-- Start of THE DATA --

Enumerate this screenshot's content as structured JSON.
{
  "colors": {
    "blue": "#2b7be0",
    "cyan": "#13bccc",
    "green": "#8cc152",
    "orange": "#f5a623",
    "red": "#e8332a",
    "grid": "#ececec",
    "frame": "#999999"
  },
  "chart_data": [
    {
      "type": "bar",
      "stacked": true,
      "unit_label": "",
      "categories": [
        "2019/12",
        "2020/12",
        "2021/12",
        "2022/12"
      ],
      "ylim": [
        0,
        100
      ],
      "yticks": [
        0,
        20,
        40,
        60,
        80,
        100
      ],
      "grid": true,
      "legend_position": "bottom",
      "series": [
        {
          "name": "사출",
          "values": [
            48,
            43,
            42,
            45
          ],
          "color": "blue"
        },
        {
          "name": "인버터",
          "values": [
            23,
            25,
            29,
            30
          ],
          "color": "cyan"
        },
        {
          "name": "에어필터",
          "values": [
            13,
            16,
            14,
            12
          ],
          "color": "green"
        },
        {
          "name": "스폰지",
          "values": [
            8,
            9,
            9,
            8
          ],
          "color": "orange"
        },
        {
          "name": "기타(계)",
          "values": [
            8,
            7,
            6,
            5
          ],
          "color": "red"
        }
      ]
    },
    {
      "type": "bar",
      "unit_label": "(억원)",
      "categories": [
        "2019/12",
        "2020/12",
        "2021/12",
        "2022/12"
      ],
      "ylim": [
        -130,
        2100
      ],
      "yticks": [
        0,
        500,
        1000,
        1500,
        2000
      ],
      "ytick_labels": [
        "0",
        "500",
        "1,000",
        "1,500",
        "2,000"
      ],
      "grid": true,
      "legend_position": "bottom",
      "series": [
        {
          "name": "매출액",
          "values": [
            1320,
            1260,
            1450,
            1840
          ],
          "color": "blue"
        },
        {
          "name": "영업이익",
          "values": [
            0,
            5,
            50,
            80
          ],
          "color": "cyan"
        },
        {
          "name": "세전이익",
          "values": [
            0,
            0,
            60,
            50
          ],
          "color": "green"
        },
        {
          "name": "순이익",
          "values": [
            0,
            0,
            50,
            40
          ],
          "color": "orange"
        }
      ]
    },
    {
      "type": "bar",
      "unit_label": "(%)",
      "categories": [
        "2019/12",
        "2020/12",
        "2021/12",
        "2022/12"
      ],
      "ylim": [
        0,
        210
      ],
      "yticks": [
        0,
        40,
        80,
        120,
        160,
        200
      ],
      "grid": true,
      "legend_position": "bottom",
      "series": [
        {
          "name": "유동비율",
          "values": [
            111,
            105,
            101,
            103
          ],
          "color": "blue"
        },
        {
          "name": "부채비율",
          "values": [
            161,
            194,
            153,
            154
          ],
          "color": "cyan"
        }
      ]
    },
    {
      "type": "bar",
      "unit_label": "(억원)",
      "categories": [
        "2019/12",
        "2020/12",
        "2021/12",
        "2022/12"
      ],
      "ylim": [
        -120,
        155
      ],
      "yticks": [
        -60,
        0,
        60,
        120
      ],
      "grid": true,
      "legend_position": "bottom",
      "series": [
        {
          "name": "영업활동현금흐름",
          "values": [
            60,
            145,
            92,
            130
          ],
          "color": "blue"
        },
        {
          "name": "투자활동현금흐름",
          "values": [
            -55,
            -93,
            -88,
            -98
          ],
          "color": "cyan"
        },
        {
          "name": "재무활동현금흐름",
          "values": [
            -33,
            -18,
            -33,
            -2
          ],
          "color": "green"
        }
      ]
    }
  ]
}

-- End of THE DATA --

> _WHAT THE TASK REQUIRES_:
Copy out the data shown above without altering anything.

> _SOLUTION TO THE PROBLEM_:
Enumerate this screenshot's content as structured JSON.
{
  "colors": {
    "blue": "#2b7be0",
    "cyan": "#13bccc",
    "green": "#8cc152",
    "orange": "#f5a623",
    "red": "#e8332a",
    "grid": "#ececec",
    "frame": "#999999"
  },
  "chart_data": [
    {
      "type": "bar",
      "stacked": true,
      "unit_label": "",
      "categories": [
        "2019/12",
        "2020/12",
        "2021/12",
        "2022/12"
      ],
      "ylim": [
        0,
        100
      ],
      "yticks": [
        0,
        20,
        40,
        60,
        80,
        100
      ],
      "grid": true,
      "legend_position": "bottom",
      "series": [
        {
          "name": "사출",
          "values": [
            48,
            43,
            42,
            45
          ],
          "color": "blue"
        },
        {
          "name": "인버터",
          "values": [
            23,
            25,
            29,
            30
          ],
          "color": "cyan"
        },
        {
          "name": "에어필터",
          "values": [
            13,
            16,
            14,
            12
          ],
          "color": "green"
        },
        {
          "name": "스폰지",
          "values": [
            8,
            9,
            9,
            8
          ],
          "color": "orange"
        },
        {
          "name": "기타(계)",
          "values": [
            8,
            7,
            6,
            5
          ],
          "color": "red"
        }
      ]
    },
    {
      "type": "bar",
      "unit_label": "(억원)",
      "categories": [
        "2019/12",
        "2020/12",
        "2021/12",
        "2022/12"
      ],
      "ylim": [
        -130,
        2100
      ],
      "yticks": [
        0,
        500,
        1000,
        1500,
        2000
      ],
      "ytick_labels": [
        "0",
        "500",
        "1,000",
        "1,500",
        "2,000"
      ],
      "grid": true,
      "legend_position": "bottom",
      "series": [
        {
          "name": "매출액",
          "values": [
            1320,
            1260,
            1450,
            1840
          ],
          "color": "blue"
        },
        {
          "name": "영업이익",
          "values": [
            0,
            5,
            50,
            80
          ],
          "color": "cyan"
        },
        {
          "name": "세전이익",
          "values": [
            0,
            0,
            60,
            50
          ],
          "color": "green"
        },
        {
          "name": "순이익",
          "values": [
            0,
            0,
            50,
            40
          ],
          "color": "orange"
        }
      ]
    },
    {
      "type": "bar",
      "unit_label": "(%)",
      "categories": [
        "2019/12",
        "2020/12",
        "2021/12",
        "2022/12"
      ],
      "ylim": [
        0,
        210
      ],
      "yticks": [
        0,
        40,
        80,
        120,
        160,
        200
      ],
      "grid": true,
      "legend_position": "bottom",
      "series": [
        {
          "name": "유동비율",
          "values": [
            111,
            105,
            101,
            103
          ],
          "color": "blue"
        },
        {
          "name": "부채비율",
          "values": [
            161,
            194,
            153,
            154
          ],
          "color": "cyan"
        }
      ]
    },
    {
      "type": "bar",
      "unit_label": "(억원)",
      "categories": [
        "2019/12",
        "2020/12",
        "2021/12",
        "2022/12"
      ],
      "ylim": [
        -120,
        155
      ],
      "yticks": [
        -60,
        0,
        60,
        120
      ],
      "grid": true,
      "legend_position": "bottom",
      "series": [
        {
          "name": "영업활동현금흐름",
          "values": [
            60,
            145,
            92,
            130
          ],
          "color": "blue"
        },
        {
          "name": "투자활동현금흐름",
          "values": [
            -55,
            -93,
            -88,
            -98
          ],
          "color": "cyan"
        },
        {
          "name": "재무활동현금흐름",
          "values": [
            -33,
            -18,
            -33,
            -2
          ],
          "color": "green"
        }
      ]
    }
  ]
}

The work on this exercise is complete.